** Required task **
Exactly reproduce each line of the listing that follows.

A run of records:

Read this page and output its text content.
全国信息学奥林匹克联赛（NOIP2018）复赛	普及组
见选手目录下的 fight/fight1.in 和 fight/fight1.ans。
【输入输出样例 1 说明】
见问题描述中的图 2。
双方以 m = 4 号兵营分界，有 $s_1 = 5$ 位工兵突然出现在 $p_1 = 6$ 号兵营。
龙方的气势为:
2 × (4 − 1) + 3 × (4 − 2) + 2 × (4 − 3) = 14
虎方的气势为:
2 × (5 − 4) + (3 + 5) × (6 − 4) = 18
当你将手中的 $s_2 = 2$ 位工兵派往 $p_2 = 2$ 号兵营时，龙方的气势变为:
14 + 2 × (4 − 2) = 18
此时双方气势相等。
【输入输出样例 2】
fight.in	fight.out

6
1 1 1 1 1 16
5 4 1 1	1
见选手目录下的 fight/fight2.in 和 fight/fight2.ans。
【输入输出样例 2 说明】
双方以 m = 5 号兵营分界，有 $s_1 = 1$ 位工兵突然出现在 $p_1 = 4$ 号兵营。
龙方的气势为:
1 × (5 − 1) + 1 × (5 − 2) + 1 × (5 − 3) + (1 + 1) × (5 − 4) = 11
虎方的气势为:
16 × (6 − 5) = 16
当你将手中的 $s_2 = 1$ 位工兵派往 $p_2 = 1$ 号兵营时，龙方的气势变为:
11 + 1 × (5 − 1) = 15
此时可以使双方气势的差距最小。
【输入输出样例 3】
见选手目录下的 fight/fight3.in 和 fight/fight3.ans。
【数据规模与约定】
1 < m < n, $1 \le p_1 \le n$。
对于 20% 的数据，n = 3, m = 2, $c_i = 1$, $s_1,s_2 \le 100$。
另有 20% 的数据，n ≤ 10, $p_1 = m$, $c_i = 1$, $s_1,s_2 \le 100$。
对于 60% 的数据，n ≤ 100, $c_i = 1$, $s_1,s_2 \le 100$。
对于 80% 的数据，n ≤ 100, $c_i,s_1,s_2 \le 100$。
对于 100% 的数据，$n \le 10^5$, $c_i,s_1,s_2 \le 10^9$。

** Response for this exercise **
Read this page and output its text content.
全国信息学奥林匹克联赛（NOIP2018）复赛	普及组
见选手目录下的 fight/fight1.in 和 fight/fight1.ans。
【输入输出样例 1 说明】
见问题描述中的图 2。
双方以 m = 4 号兵营分界，有 $s_1 = 5$ 位工兵突然出现在 $p_1 = 6$ 号兵营。
龙方的气势为:
2 × (4 − 1) + 3 × (4 − 2) + 2 × (4 − 3) = 14
虎方的气势为:
2 × (5 − 4) + (3 + 5) × (6 − 4) = 18
当你将手中的 $s_2 = 2$ 位工兵派往 $p_2 = 2$ 号兵营时，龙方的气势变为:
14 + 2 × (4 − 2) = 18
此时双方气势相等。
【输入输出样例 2】
fight.in	fight.out

6
1 1 1 1 1 16
5 4 1 1	1
见选手目录下的 fight/fight2.in 和 fight/fight2.ans。
【输入输出样例 2 说明】
双方以 m = 5 号兵营分界，有 $s_1 = 1$ 位工兵突然出现在 $p_1 = 4$ 号兵营。
龙方的气势为:
1 × (5 − 1) + 1 × (5 − 2) + 1 × (5 − 3) + (1 + 1) × (5 − 4) = 11
虎方的气势为:
16 × (6 − 5) = 16
当你将手中的 $s_2 = 1$ 位工兵派往 $p_2 = 1$ 号兵营时，龙方的气势变为:
11 + 1 × (5 − 1) = 15
此时可以使双方气势的差距最小。
【输入输出样例 3】
见选手目录下的 fight/fight3.in 和 fight/fight3.ans。
【数据规模与约定】
1 < m < n, $1 \le p_1 \le n$。
对于 20% 的数据，n = 3, m = 2, $c_i = 1$, $s_1,s_2 \le 100$。
另有 20% 的数据，n ≤ 10, $p_1 = m$, $c_i = 1$, $s_1,s_2 \le 100$。
对于 60% 的数据，n ≤ 100, $c_i = 1$, $s_1,s_2 \le 100$。
对于 80% 的数据，n ≤ 100, $c_i,s_1,s_2 \le 100$。
对于 100% 的数据，$n \le 10^5$, $c_i,s_1,s_2 \le 10^9$。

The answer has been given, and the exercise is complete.